> EXERCISE OBJECTIVE:
Return the stretch of material from the line containing "Decompose this screenshot" through the line containing "refrain-reference: Jen prázdný nádraží … <box>37 454", both included, reproducing each line verbatim. Leave the picture out of your answer.

> RECORDS SUPPLIED:
◆ ◆ ◆ ◆ ◆

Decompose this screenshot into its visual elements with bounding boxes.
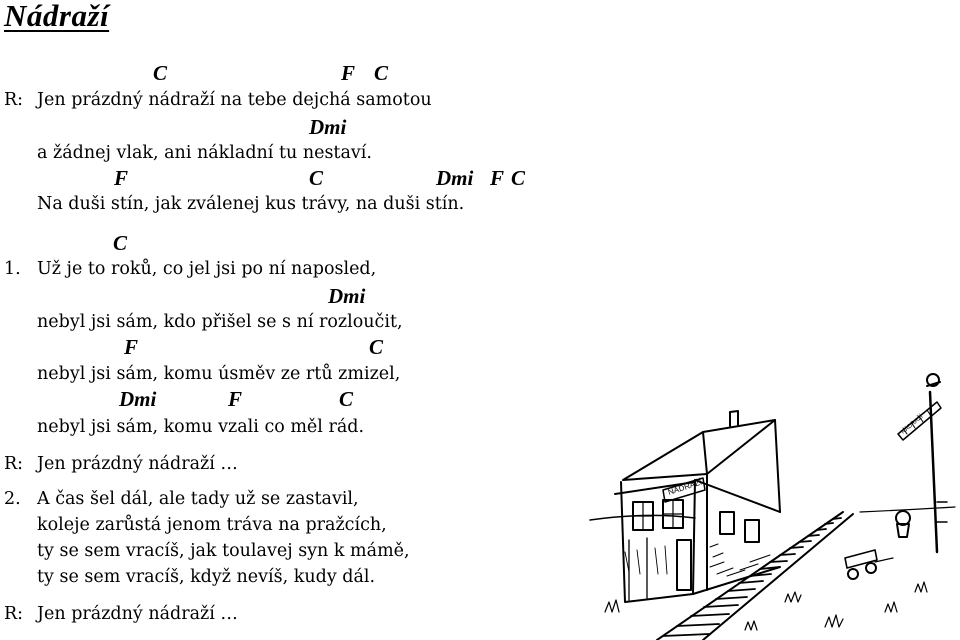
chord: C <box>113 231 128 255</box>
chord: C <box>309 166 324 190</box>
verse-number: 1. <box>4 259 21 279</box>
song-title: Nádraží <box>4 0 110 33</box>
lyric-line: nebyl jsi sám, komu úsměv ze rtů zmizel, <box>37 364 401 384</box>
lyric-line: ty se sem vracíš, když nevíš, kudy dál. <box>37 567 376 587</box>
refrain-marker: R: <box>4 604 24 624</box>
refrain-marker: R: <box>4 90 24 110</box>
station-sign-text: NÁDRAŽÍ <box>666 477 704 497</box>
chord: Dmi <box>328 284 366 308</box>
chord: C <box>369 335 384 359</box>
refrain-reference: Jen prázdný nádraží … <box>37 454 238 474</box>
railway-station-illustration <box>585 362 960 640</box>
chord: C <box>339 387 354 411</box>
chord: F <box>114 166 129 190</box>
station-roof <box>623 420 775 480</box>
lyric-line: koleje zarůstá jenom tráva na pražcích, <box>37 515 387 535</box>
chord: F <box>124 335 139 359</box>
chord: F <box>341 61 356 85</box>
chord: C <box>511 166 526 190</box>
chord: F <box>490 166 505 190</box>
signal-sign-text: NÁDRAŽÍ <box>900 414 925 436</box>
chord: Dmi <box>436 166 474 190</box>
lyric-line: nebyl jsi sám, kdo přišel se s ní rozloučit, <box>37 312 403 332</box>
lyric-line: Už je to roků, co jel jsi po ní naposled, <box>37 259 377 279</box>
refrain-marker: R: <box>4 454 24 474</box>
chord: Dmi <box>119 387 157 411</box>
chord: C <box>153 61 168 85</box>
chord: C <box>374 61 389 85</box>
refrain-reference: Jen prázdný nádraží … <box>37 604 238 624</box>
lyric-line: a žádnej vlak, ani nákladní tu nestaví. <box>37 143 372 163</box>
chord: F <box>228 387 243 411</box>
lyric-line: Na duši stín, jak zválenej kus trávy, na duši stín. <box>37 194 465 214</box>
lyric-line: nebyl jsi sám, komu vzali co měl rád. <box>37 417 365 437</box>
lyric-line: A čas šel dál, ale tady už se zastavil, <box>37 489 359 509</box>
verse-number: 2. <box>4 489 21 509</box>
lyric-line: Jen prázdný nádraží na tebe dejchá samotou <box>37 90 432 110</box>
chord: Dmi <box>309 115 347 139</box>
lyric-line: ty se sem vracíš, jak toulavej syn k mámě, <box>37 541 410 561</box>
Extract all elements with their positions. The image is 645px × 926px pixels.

◆ ◆ ◆ ◆ ◆

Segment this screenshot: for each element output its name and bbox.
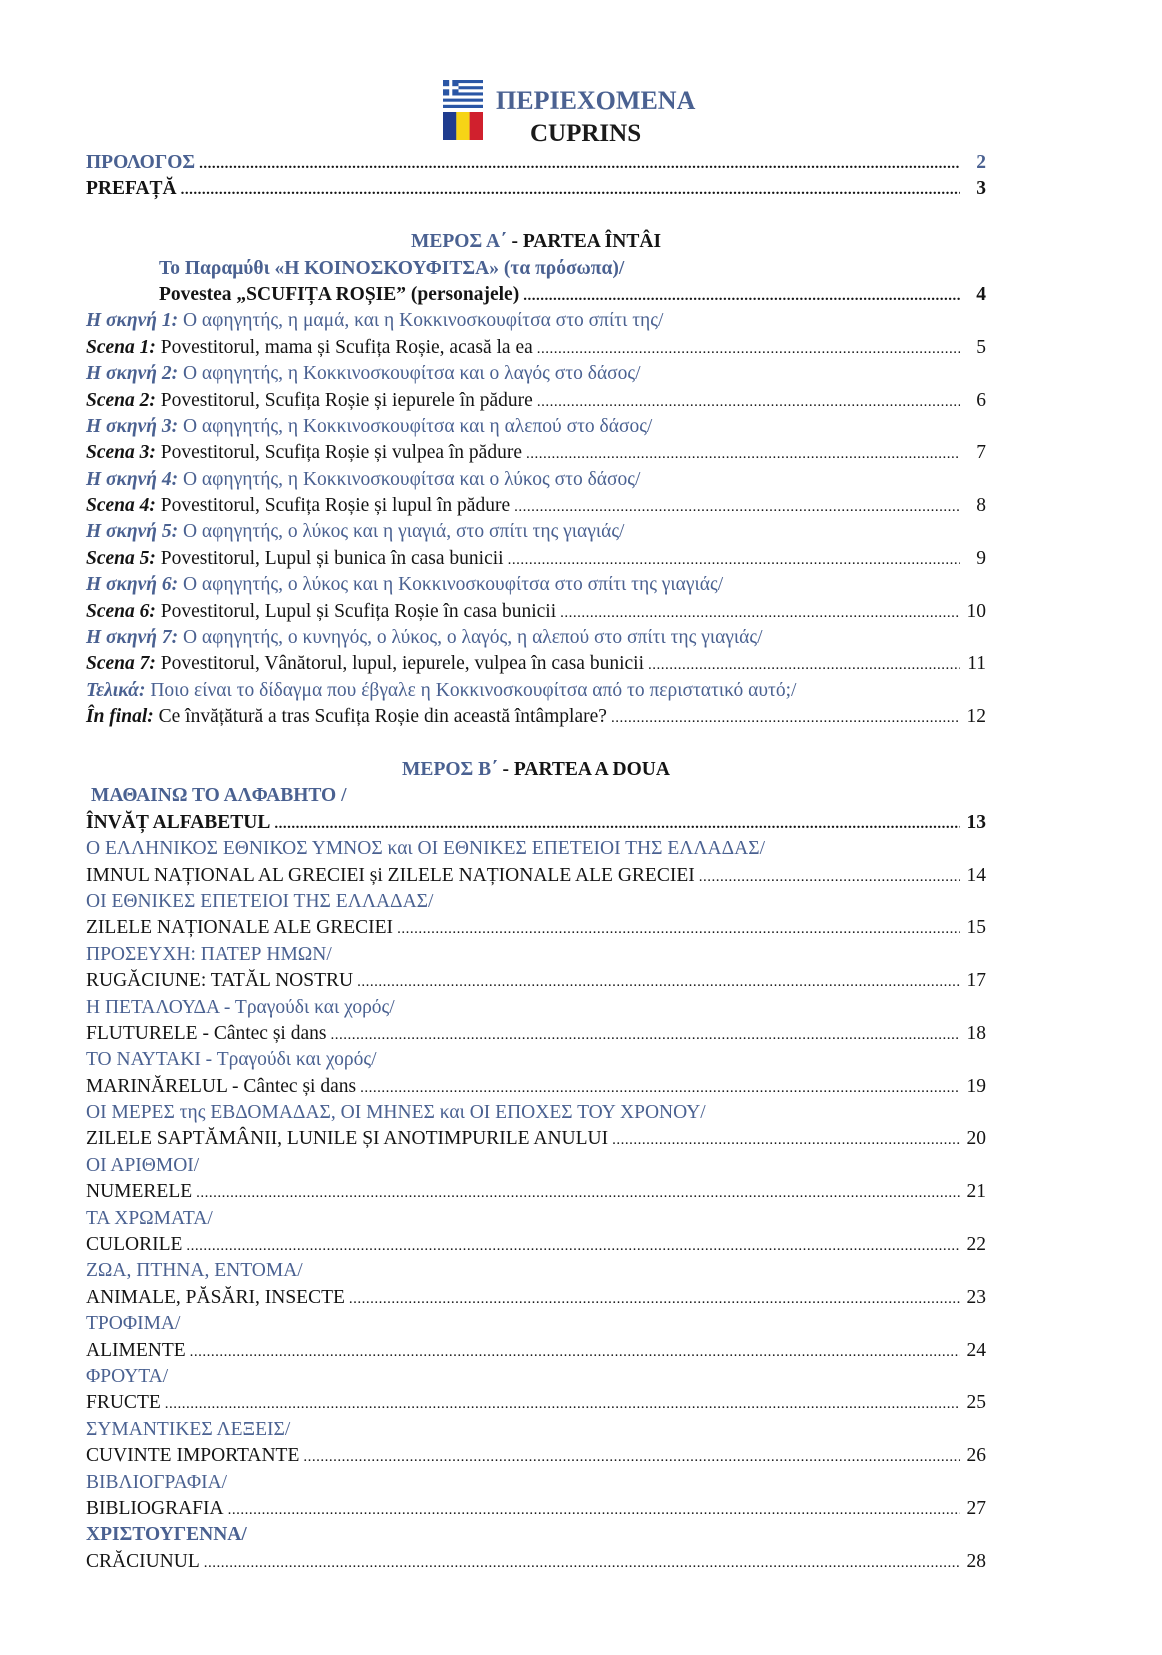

◆ ◆ ◆ ◆ ◆

> COMPLETED TASK:
Decompose this screenshot into its visual elements with bounding boxes.
chord: C <box>113 231 128 255</box>
chord: C <box>309 166 324 190</box>
verse-number: 1. <box>4 259 21 279</box>
song-title: Nádraží <box>4 0 110 33</box>
lyric-line: nebyl jsi sám, komu úsměv ze rtů zmizel, <box>37 364 401 384</box>
lyric-line: ty se sem vracíš, když nevíš, kudy dál. <box>37 567 376 587</box>
refrain-marker: R: <box>4 604 24 624</box>
refrain-marker: R: <box>4 90 24 110</box>
station-sign-text: NÁDRAŽÍ <box>666 477 704 497</box>
chord: Dmi <box>328 284 366 308</box>
chord: C <box>369 335 384 359</box>
refrain-reference: Jen prázdný nádraží … <box>37 454 238 474</box>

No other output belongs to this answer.